§ Set task: Look for the string "remember" in every line, and copy each line that has it.

----------------

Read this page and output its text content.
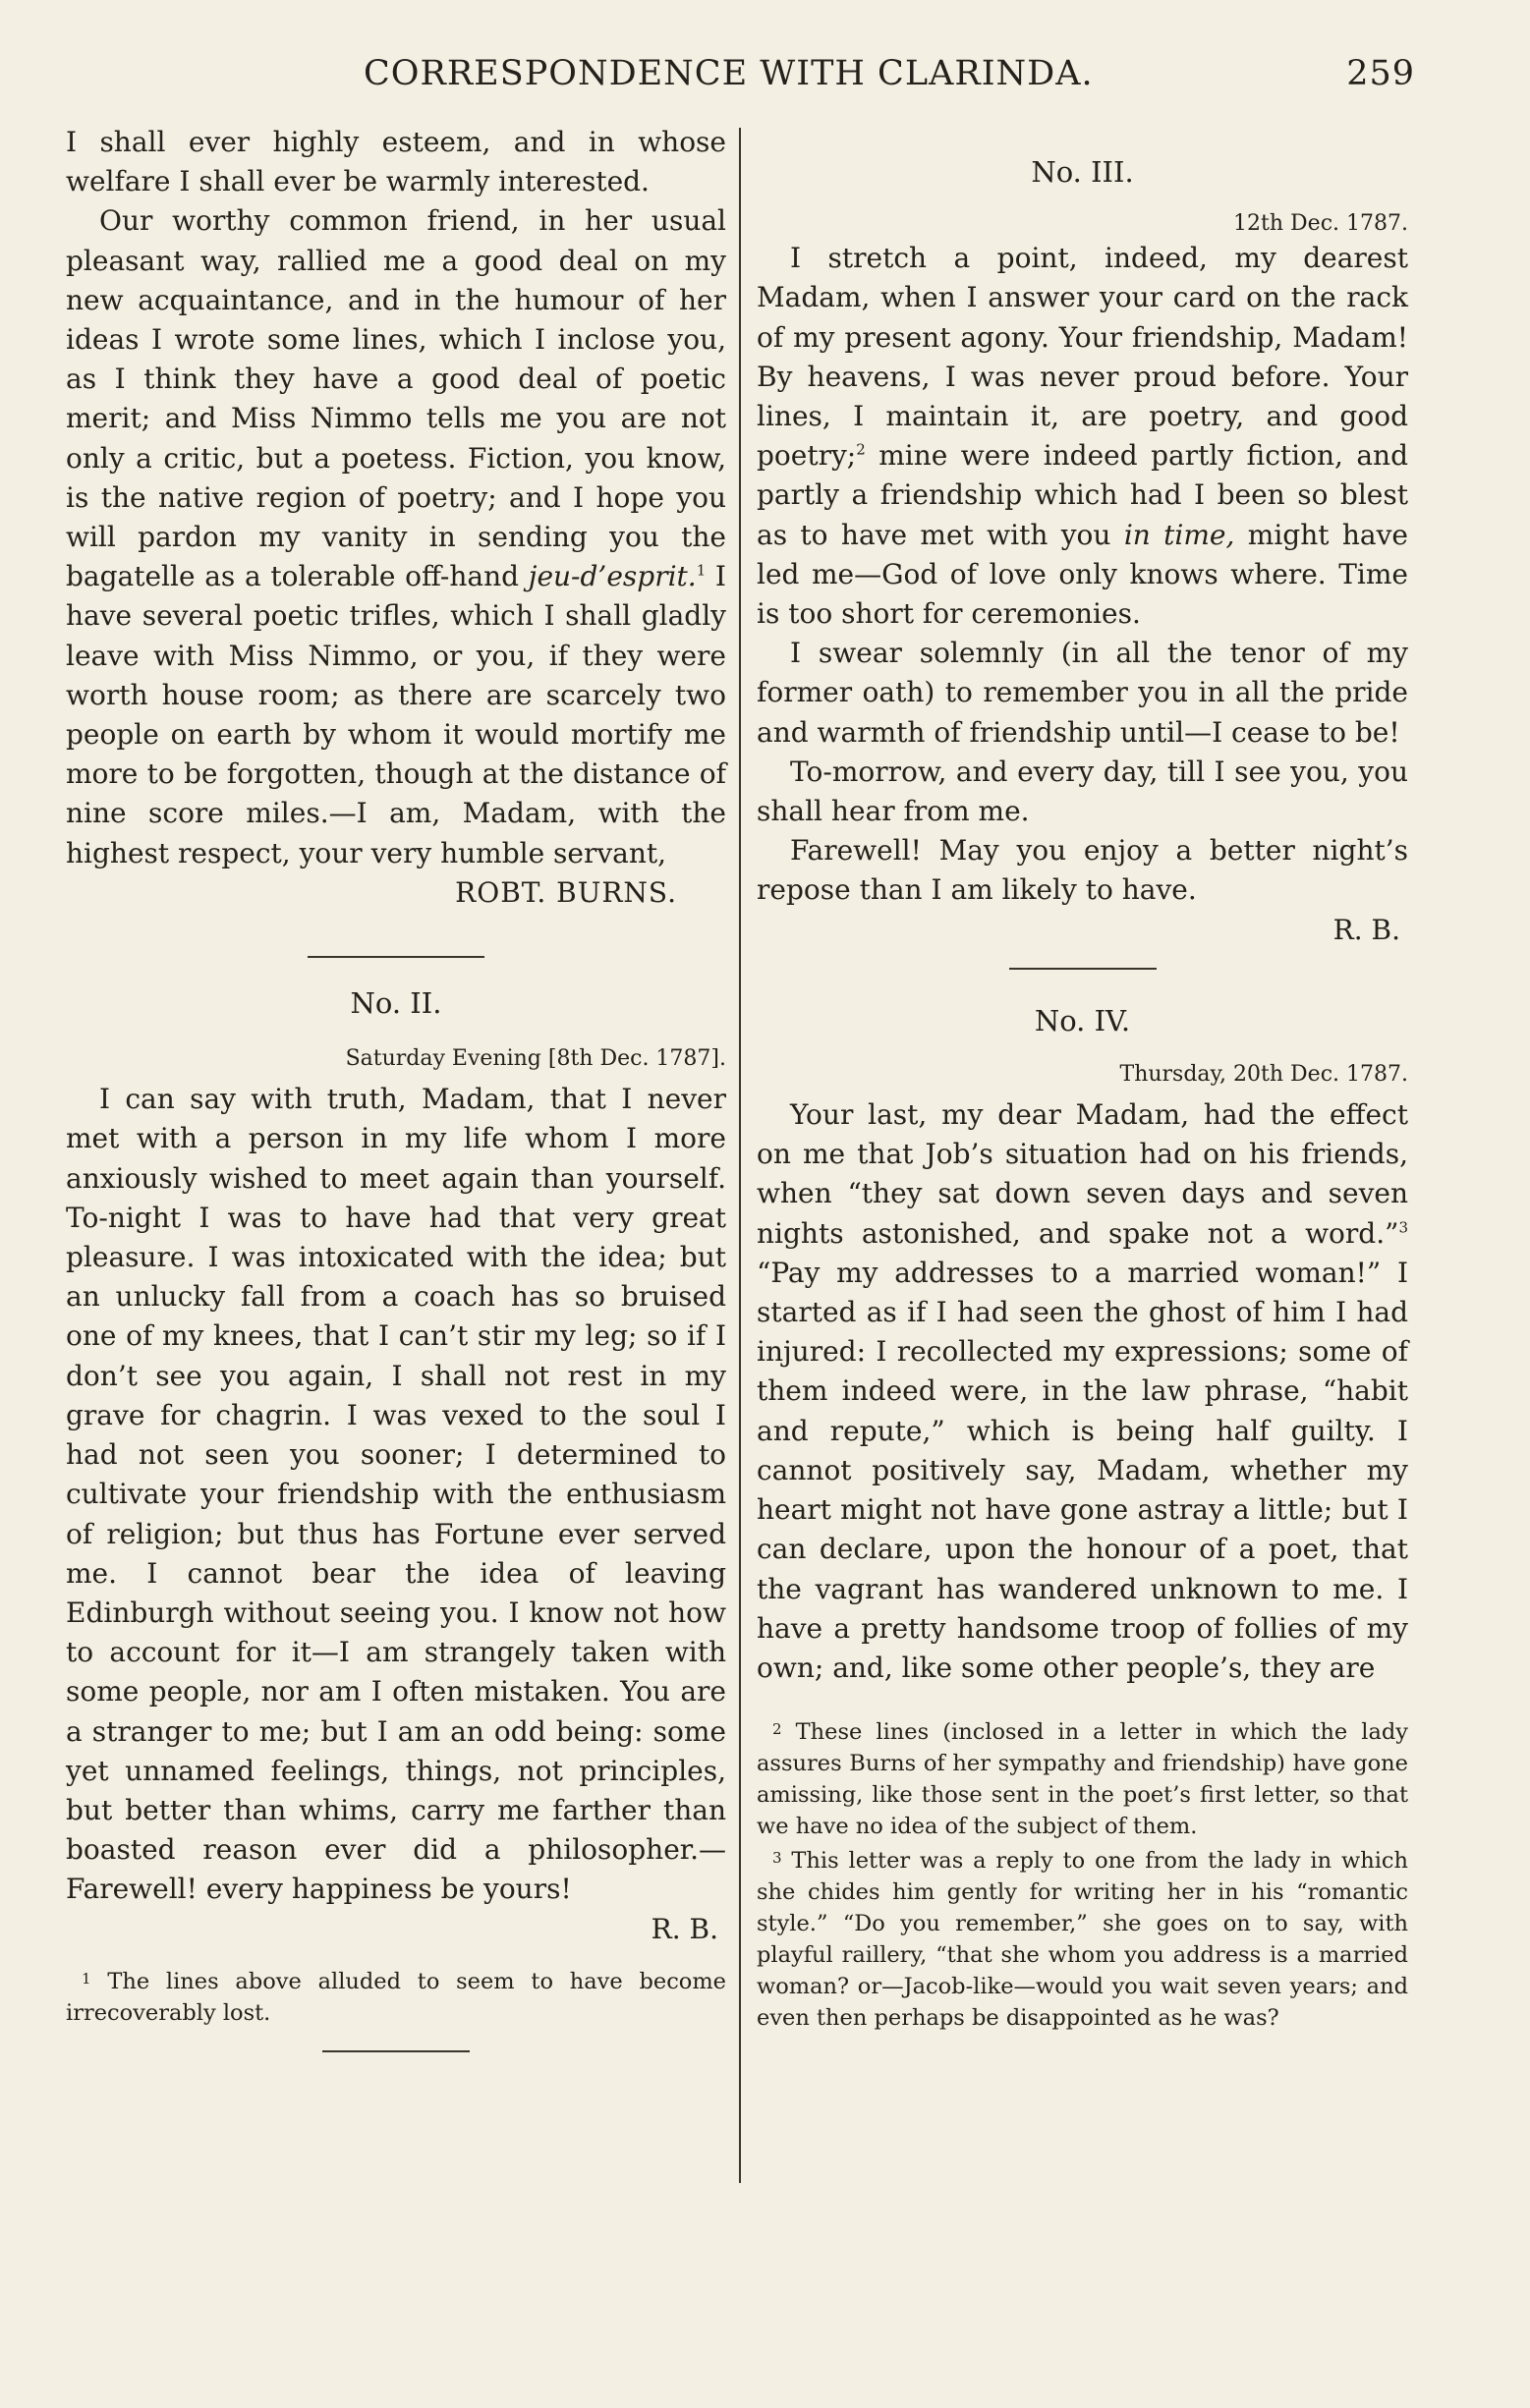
CORRESPONDENCE WITH CLARINDA.	259

I shall ever highly esteem, and in whose welfare I shall ever be warmly interested.

Our worthy common friend, in her usual pleasant way, rallied me a good deal on my new acquaintance, and in the humour of her ideas I wrote some lines, which I inclose you, as I think they have a good deal of poetic merit; and Miss Nimmo tells me you are not only a critic, but a poetess. Fiction, you know, is the native region of poetry; and I hope you will pardon my vanity in sending you the bagatelle as a tolerable off-hand jeu-d’esprit.$^1$ I have several poetic trifles, which I shall gladly leave with Miss Nimmo, or you, if they were worth house room; as there are scarcely two people on earth by whom it would mortify me more to be forgotten, though at the distance of nine score miles.—I am, Madam, with the highest respect, your very humble servant,

ROBT. BURNS.

No. II.

Saturday Evening [8th Dec. 1787].

I can say with truth, Madam, that I never met with a person in my life whom I more anxiously wished to meet again than yourself. To-night I was to have had that very great pleasure. I was intoxicated with the idea; but an unlucky fall from a coach has so bruised one of my knees, that I can’t stir my leg; so if I don’t see you again, I shall not rest in my grave for chagrin. I was vexed to the soul I had not seen you sooner; I determined to cultivate your friendship with the enthusiasm of religion; but thus has Fortune ever served me. I cannot bear the idea of leaving Edinburgh without seeing you. I know not how to account for it—I am strangely taken with some people, nor am I often mistaken. You are a stranger to me; but I am an odd being: some yet unnamed feelings, things, not principles, but better than whims, carry me farther than boasted reason ever did a philosopher.—Farewell! every happiness be yours!

R. B.

$^1$ The lines above alluded to seem to have become irrecoverably lost.

No. III.

12th Dec. 1787.

I stretch a point, indeed, my dearest Madam, when I answer your card on the rack of my present agony. Your friendship, Madam! By heavens, I was never proud before. Your lines, I maintain it, are poetry, and good poetry;$^2$ mine were indeed partly fiction, and partly a friendship which had I been so blest as to have met with you in time, might have led me—God of love only knows where. Time is too short for ceremonies.

I swear solemnly (in all the tenor of my former oath) to remember you in all the pride and warmth of friendship until—I cease to be!

To-morrow, and every day, till I see you, you shall hear from me.

Farewell! May you enjoy a better night’s repose than I am likely to have.

R. B.

No. IV.

Thursday, 20th Dec. 1787.

Your last, my dear Madam, had the effect on me that Job’s situation had on his friends, when “they sat down seven days and seven nights astonished, and spake not a word.”$^3$ “Pay my addresses to a married woman!” I started as if I had seen the ghost of him I had injured: I recollected my expressions; some of them indeed were, in the law phrase, “habit and repute,” which is being half guilty. I cannot positively say, Madam, whether my heart might not have gone astray a little; but I can declare, upon the honour of a poet, that the vagrant has wandered unknown to me. I have a pretty handsome troop of follies of my own; and, like some other people’s, they are

$^2$ These lines (inclosed in a letter in which the lady assures Burns of her sympathy and friendship) have gone amissing, like those sent in the poet’s first letter, so that we have no idea of the subject of them.

$^3$ This letter was a reply to one from the lady in which she chides him gently for writing her in his “romantic style.” “Do you remember,” she goes on to say, with playful raillery, “that she whom you address is a married woman? or—Jacob-like—would you wait seven years; and even then perhaps be disappointed as he was?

----------------

§ Task answer:
I swear solemnly (in all the tenor of my former oath) to remember you in all the pride and warmth of friendship until—I cease to be!
$^3$ This letter was a reply to one from the lady in which she chides him gently for writing her in his “romantic style.” “Do you remember,” she goes on to say, with playful raillery, “that she whom you address is a married woman? or—Jacob-like—would you wait seven years; and even then perhaps be disappointed as he was?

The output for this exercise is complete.